Please copy all the lines that follow, word for word.

# Start of Exercise data

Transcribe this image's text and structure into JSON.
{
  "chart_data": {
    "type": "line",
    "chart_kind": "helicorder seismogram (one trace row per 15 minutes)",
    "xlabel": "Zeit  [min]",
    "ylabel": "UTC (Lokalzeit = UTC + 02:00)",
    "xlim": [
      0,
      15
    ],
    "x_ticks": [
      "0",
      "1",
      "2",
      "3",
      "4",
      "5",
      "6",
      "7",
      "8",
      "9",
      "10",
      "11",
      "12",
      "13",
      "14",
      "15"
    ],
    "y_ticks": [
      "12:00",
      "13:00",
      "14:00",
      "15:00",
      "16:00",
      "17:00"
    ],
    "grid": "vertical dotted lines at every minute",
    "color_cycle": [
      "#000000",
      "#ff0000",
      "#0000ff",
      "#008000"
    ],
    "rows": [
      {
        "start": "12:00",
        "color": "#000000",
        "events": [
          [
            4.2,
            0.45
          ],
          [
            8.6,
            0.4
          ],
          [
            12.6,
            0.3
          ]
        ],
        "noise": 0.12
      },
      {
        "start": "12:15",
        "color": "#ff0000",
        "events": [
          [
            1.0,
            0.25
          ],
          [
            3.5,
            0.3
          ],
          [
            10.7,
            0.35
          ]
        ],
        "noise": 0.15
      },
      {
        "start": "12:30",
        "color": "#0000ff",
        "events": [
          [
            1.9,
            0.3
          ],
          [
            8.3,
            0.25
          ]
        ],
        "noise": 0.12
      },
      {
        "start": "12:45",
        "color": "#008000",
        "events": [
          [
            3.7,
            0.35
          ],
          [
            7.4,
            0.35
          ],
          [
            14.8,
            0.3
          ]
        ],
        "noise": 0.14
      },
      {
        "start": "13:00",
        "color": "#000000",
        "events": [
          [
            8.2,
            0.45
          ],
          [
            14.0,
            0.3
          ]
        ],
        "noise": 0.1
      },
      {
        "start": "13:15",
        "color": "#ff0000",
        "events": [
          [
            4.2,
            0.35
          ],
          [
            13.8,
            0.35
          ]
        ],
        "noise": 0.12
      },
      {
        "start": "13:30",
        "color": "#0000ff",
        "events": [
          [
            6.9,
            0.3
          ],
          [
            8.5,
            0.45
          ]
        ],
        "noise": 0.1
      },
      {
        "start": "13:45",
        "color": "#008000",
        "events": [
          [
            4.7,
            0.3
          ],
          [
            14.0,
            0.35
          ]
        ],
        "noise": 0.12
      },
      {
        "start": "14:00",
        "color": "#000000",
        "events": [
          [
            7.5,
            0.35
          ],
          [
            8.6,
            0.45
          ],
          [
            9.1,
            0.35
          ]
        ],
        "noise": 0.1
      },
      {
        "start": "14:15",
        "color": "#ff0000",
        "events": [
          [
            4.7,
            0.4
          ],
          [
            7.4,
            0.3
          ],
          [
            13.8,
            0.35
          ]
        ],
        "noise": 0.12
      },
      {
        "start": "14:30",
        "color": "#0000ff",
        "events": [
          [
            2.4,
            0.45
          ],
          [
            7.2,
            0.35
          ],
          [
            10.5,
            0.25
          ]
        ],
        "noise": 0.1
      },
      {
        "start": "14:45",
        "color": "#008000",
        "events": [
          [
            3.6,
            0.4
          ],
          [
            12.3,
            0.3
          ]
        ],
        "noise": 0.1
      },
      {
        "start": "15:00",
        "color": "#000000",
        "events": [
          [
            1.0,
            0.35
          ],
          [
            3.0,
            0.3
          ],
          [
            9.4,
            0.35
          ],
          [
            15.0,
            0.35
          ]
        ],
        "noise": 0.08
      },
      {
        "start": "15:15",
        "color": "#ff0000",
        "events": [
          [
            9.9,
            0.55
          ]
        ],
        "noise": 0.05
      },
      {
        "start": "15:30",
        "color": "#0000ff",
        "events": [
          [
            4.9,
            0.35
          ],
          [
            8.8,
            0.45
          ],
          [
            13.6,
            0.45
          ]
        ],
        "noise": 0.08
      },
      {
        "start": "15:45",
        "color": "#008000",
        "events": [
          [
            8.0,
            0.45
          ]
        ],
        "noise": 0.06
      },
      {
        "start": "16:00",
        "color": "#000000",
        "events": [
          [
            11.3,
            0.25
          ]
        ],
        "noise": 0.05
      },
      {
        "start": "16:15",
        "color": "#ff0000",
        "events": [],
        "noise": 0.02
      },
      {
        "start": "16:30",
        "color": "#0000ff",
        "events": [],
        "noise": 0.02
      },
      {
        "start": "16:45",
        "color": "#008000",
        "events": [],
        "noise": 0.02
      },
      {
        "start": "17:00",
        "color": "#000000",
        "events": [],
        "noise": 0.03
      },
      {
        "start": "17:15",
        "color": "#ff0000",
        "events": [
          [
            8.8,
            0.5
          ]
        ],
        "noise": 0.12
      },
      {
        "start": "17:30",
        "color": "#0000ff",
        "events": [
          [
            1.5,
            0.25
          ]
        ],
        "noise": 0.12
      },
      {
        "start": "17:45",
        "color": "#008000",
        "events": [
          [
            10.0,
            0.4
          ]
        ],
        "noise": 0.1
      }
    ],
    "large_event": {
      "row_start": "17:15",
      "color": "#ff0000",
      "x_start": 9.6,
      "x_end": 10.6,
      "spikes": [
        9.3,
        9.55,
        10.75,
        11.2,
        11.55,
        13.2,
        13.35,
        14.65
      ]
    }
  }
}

# End of Exercise data

**Task output:**
Transcribe this image's text and structure into JSON.
{
  "chart_data": {
    "type": "line",
    "chart_kind": "helicorder seismogram (one trace row per 15 minutes)",
    "xlabel": "Zeit  [min]",
    "ylabel": "UTC (Lokalzeit = UTC + 02:00)",
    "xlim": [
      0,
      15
    ],
    "x_ticks": [
      "0",
      "1",
      "2",
      "3",
      "4",
      "5",
      "6",
      "7",
      "8",
      "9",
      "10",
      "11",
      "12",
      "13",
      "14",
      "15"
    ],
    "y_ticks": [
      "12:00",
      "13:00",
      "14:00",
      "15:00",
      "16:00",
      "17:00"
    ],
    "grid": "vertical dotted lines at every minute",
    "color_cycle": [
      "#000000",
      "#ff0000",
      "#0000ff",
      "#008000"
    ],
    "rows": [
      {
        "start": "12:00",
        "color": "#000000",
        "events": [
          [
            4.2,
            0.45
          ],
          [
            8.6,
            0.4
          ],
          [
            12.6,
            0.3
          ]
        ],
        "noise": 0.12
      },
      {
        "start": "12:15",
        "color": "#ff0000",
        "events": [
          [
            1.0,
            0.25
          ],
          [
            3.5,
            0.3
          ],
          [
            10.7,
            0.35
          ]
        ],
        "noise": 0.15
      },
      {
        "start": "12:30",
        "color": "#0000ff",
        "events": [
          [
            1.9,
            0.3
          ],
          [
            8.3,
            0.25
          ]
        ],
        "noise": 0.12
      },
      {
        "start": "12:45",
        "color": "#008000",
        "events": [
          [
            3.7,
            0.35
          ],
          [
            7.4,
            0.35
          ],
          [
            14.8,
            0.3
          ]
        ],
        "noise": 0.14
      },
      {
        "start": "13:00",
        "color": "#000000",
        "events": [
          [
            8.2,
            0.45
          ],
          [
            14.0,
            0.3
          ]
        ],
        "noise": 0.1
      },
      {
        "start": "13:15",
        "color": "#ff0000",
        "events": [
          [
            4.2,
            0.35
          ],
          [
            13.8,
            0.35
          ]
        ],
        "noise": 0.12
      },
      {
        "start": "13:30",
        "color": "#0000ff",
        "events": [
          [
            6.9,
            0.3
          ],
          [
            8.5,
            0.45
          ]
        ],
        "noise": 0.1
      },
      {
        "start": "13:45",
        "color": "#008000",
        "events": [
          [
            4.7,
            0.3
          ],
          [
            14.0,
            0.35
          ]
        ],
        "noise": 0.12
      },
      {
        "start": "14:00",
        "color": "#000000",
        "events": [
          [
            7.5,
            0.35
          ],
          [
            8.6,
            0.45
          ],
          [
            9.1,
            0.35
          ]
        ],
        "noise": 0.1
      },
      {
        "start": "14:15",
        "color": "#ff0000",
        "events": [
          [
            4.7,
            0.4
          ],
          [
            7.4,
            0.3
          ],
          [
            13.8,
            0.35
          ]
        ],
        "noise": 0.12
      },
      {
        "start": "14:30",
        "color": "#0000ff",
        "events": [
          [
            2.4,
            0.45
          ],
          [
            7.2,
            0.35
          ],
          [
            10.5,
            0.25
          ]
        ],
        "noise": 0.1
      },
      {
        "start": "14:45",
        "color": "#008000",
        "events": [
          [
            3.6,
            0.4
          ],
          [
            12.3,
            0.3
          ]
        ],
        "noise": 0.1
      },
      {
        "start": "15:00",
        "color": "#000000",
        "events": [
          [
            1.0,
            0.35
          ],
          [
            3.0,
            0.3
          ],
          [
            9.4,
            0.35
          ],
          [
            15.0,
            0.35
          ]
        ],
        "noise": 0.08
      },
      {
        "start": "15:15",
        "color": "#ff0000",
        "events": [
          [
            9.9,
            0.55
          ]
        ],
        "noise": 0.05
      },
      {
        "start": "15:30",
        "color": "#0000ff",
        "events": [
          [
            4.9,
            0.35
          ],
          [
            8.8,
            0.45
          ],
          [
            13.6,
            0.45
          ]
        ],
        "noise": 0.08
      },
      {
        "start": "15:45",
        "color": "#008000",
        "events": [
          [
            8.0,
            0.45
          ]
        ],
        "noise": 0.06
      },
      {
        "start": "16:00",
        "color": "#000000",
        "events": [
          [
            11.3,
            0.25
          ]
        ],
        "noise": 0.05
      },
      {
        "start": "16:15",
        "color": "#ff0000",
        "events": [],
        "noise": 0.02
      },
      {
        "start": "16:30",
        "color": "#0000ff",
        "events": [],
        "noise": 0.02
      },
      {
        "start": "16:45",
        "color": "#008000",
        "events": [],
        "noise": 0.02
      },
      {
        "start": "17:00",
        "color": "#000000",
        "events": [],
        "noise": 0.03
      },
      {
        "start": "17:15",
        "color": "#ff0000",
        "events": [
          [
            8.8,
            0.5
          ]
        ],
        "noise": 0.12
      },
      {
        "start": "17:30",
        "color": "#0000ff",
        "events": [
          [
            1.5,
            0.25
          ]
        ],
        "noise": 0.12
      },
      {
        "start": "17:45",
        "color": "#008000",
        "events": [
          [
            10.0,
            0.4
          ]
        ],
        "noise": 0.1
      }
    ],
    "large_event": {
      "row_start": "17:15",
      "color": "#ff0000",
      "x_start": 9.6,
      "x_end": 10.6,
      "spikes": [
        9.3,
        9.55,
        10.75,
        11.2,
        11.55,
        13.2,
        13.35,
        14.65
      ]
    }
  }
}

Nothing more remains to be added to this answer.